» DATA SUPPLIED
▼
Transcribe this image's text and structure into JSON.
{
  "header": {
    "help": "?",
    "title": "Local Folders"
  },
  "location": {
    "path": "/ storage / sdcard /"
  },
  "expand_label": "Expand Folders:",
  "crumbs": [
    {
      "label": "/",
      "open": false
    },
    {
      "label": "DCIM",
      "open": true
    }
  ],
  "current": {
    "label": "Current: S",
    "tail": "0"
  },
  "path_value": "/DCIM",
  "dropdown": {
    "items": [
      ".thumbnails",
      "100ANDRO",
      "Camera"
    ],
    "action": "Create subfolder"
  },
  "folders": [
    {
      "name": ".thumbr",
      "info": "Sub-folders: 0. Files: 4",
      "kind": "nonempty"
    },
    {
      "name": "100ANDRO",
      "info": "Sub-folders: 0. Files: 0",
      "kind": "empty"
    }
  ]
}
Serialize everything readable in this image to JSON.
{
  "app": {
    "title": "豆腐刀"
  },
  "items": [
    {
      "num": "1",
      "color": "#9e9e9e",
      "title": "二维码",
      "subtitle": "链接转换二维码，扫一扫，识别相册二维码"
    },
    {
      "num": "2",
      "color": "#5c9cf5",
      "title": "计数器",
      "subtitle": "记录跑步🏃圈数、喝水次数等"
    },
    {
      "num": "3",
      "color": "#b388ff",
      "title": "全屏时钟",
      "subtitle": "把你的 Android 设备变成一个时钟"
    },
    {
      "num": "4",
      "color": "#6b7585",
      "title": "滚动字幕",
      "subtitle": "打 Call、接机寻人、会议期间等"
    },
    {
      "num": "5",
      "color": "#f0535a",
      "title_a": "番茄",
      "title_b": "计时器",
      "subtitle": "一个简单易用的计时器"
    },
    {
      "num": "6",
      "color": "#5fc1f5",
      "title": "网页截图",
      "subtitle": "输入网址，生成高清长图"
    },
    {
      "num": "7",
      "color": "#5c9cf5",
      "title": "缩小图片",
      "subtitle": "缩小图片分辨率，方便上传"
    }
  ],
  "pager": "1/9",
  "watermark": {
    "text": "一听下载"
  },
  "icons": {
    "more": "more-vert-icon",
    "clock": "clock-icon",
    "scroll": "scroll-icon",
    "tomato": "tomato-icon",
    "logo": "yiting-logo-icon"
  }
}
▲
» YOUR GOAL
Return every record, word for word.

» RESPONSE
Transcribe this image's text and structure into JSON.
{
  "header": {
    "help": "?",
    "title": "Local Folders"
  },
  "location": {
    "path": "/ storage / sdcard /"
  },
  "expand_label": "Expand Folders:",
  "crumbs": [
    {
      "label": "/",
      "open": false
    },
    {
      "label": "DCIM",
      "open": true
    }
  ],
  "current": {
    "label": "Current: S",
    "tail": "0"
  },
  "path_value": "/DCIM",
  "dropdown": {
    "items": [
      ".thumbnails",
      "100ANDRO",
      "Camera"
    ],
    "action": "Create subfolder"
  },
  "folders": [
    {
      "name": ".thumbr",
      "info": "Sub-folders: 0. Files: 4",
      "kind": "nonempty"
    },
    {
      "name": "100ANDRO",
      "info": "Sub-folders: 0. Files: 0",
      "kind": "empty"
    }
  ]
}
Serialize everything readable in this image to JSON.
{
  "app": {
    "title": "豆腐刀"
  },
  "items": [
    {
      "num": "1",
      "color": "#9e9e9e",
      "title": "二维码",
      "subtitle": "链接转换二维码，扫一扫，识别相册二维码"
    },
    {
      "num": "2",
      "color": "#5c9cf5",
      "title": "计数器",
      "subtitle": "记录跑步🏃圈数、喝水次数等"
    },
    {
      "num": "3",
      "color": "#b388ff",
      "title": "全屏时钟",
      "subtitle": "把你的 Android 设备变成一个时钟"
    },
    {
      "num": "4",
      "color": "#6b7585",
      "title": "滚动字幕",
      "subtitle": "打 Call、接机寻人、会议期间等"
    },
    {
      "num": "5",
      "color": "#f0535a",
      "title_a": "番茄",
      "title_b": "计时器",
      "subtitle": "一个简单易用的计时器"
    },
    {
      "num": "6",
      "color": "#5fc1f5",
      "title": "网页截图",
      "subtitle": "输入网址，生成高清长图"
    },
    {
      "num": "7",
      "color": "#5c9cf5",
      "title": "缩小图片",
      "subtitle": "缩小图片分辨率，方便上传"
    }
  ],
  "pager": "1/9",
  "watermark": {
    "text": "一听下载"
  },
  "icons": {
    "more": "more-vert-icon",
    "clock": "clock-icon",
    "scroll": "scroll-icon",
    "tomato": "tomato-icon",
    "logo": "yiting-logo-icon"
  }
}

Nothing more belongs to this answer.